§ DATA SHOWN
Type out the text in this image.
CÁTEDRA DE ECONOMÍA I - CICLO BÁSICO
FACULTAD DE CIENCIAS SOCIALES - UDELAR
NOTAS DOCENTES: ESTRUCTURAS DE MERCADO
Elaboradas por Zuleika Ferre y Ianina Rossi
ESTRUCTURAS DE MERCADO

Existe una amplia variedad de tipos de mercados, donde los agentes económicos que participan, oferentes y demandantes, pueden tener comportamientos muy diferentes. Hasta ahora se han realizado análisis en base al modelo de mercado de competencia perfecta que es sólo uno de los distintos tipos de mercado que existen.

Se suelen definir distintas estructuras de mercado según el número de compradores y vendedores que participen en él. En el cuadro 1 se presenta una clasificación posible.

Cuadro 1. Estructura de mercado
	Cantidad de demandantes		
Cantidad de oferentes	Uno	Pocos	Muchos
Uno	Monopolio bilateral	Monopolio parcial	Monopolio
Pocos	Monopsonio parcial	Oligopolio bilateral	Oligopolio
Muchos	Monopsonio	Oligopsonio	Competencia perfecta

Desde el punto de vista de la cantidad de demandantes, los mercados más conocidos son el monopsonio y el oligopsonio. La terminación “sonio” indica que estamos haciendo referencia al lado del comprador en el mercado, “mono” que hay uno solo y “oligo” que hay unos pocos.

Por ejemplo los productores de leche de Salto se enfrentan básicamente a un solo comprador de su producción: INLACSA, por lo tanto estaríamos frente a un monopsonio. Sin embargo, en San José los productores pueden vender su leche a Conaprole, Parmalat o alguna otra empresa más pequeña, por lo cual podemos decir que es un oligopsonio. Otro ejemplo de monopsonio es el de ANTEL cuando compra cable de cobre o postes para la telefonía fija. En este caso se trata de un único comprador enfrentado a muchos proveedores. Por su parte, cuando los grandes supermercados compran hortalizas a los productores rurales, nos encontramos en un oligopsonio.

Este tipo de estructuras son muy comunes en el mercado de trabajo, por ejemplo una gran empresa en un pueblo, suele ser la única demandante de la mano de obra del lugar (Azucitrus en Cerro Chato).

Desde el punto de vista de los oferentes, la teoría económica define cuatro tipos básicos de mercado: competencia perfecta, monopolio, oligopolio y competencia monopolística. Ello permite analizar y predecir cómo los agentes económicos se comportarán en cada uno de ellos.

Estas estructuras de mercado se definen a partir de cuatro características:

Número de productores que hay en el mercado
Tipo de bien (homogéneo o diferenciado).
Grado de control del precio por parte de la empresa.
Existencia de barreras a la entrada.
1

§ REQUIRED WORK
Reproduce every record, matching each line exactly.

§ SOLUTION TO THE EXERCISE
Type out the text in this image.
CÁTEDRA DE ECONOMÍA I - CICLO BÁSICO
FACULTAD DE CIENCIAS SOCIALES - UDELAR
NOTAS DOCENTES: ESTRUCTURAS DE MERCADO
Elaboradas por Zuleika Ferre y Ianina Rossi
ESTRUCTURAS DE MERCADO

Existe una amplia variedad de tipos de mercados, donde los agentes económicos que participan, oferentes y demandantes, pueden tener comportamientos muy diferentes. Hasta ahora se han realizado análisis en base al modelo de mercado de competencia perfecta que es sólo uno de los distintos tipos de mercado que existen.

Se suelen definir distintas estructuras de mercado según el número de compradores y vendedores que participen en él. En el cuadro 1 se presenta una clasificación posible.

Cuadro 1. Estructura de mercado
	Cantidad de demandantes		
Cantidad de oferentes	Uno	Pocos	Muchos
Uno	Monopolio bilateral	Monopolio parcial	Monopolio
Pocos	Monopsonio parcial	Oligopolio bilateral	Oligopolio
Muchos	Monopsonio	Oligopsonio	Competencia perfecta

Desde el punto de vista de la cantidad de demandantes, los mercados más conocidos son el monopsonio y el oligopsonio. La terminación “sonio” indica que estamos haciendo referencia al lado del comprador en el mercado, “mono” que hay uno solo y “oligo” que hay unos pocos.

Por ejemplo los productores de leche de Salto se enfrentan básicamente a un solo comprador de su producción: INLACSA, por lo tanto estaríamos frente a un monopsonio. Sin embargo, en San José los productores pueden vender su leche a Conaprole, Parmalat o alguna otra empresa más pequeña, por lo cual podemos decir que es un oligopsonio. Otro ejemplo de monopsonio es el de ANTEL cuando compra cable de cobre o postes para la telefonía fija. En este caso se trata de un único comprador enfrentado a muchos proveedores. Por su parte, cuando los grandes supermercados compran hortalizas a los productores rurales, nos encontramos en un oligopsonio.

Este tipo de estructuras son muy comunes en el mercado de trabajo, por ejemplo una gran empresa en un pueblo, suele ser la única demandante de la mano de obra del lugar (Azucitrus en Cerro Chato).

Desde el punto de vista de los oferentes, la teoría económica define cuatro tipos básicos de mercado: competencia perfecta, monopolio, oligopolio y competencia monopolística. Ello permite analizar y predecir cómo los agentes económicos se comportarán en cada uno de ellos.

Estas estructuras de mercado se definen a partir de cuatro características:

Número de productores que hay en el mercado
Tipo de bien (homogéneo o diferenciado).
Grado de control del precio por parte de la empresa.
Existencia de barreras a la entrada.
1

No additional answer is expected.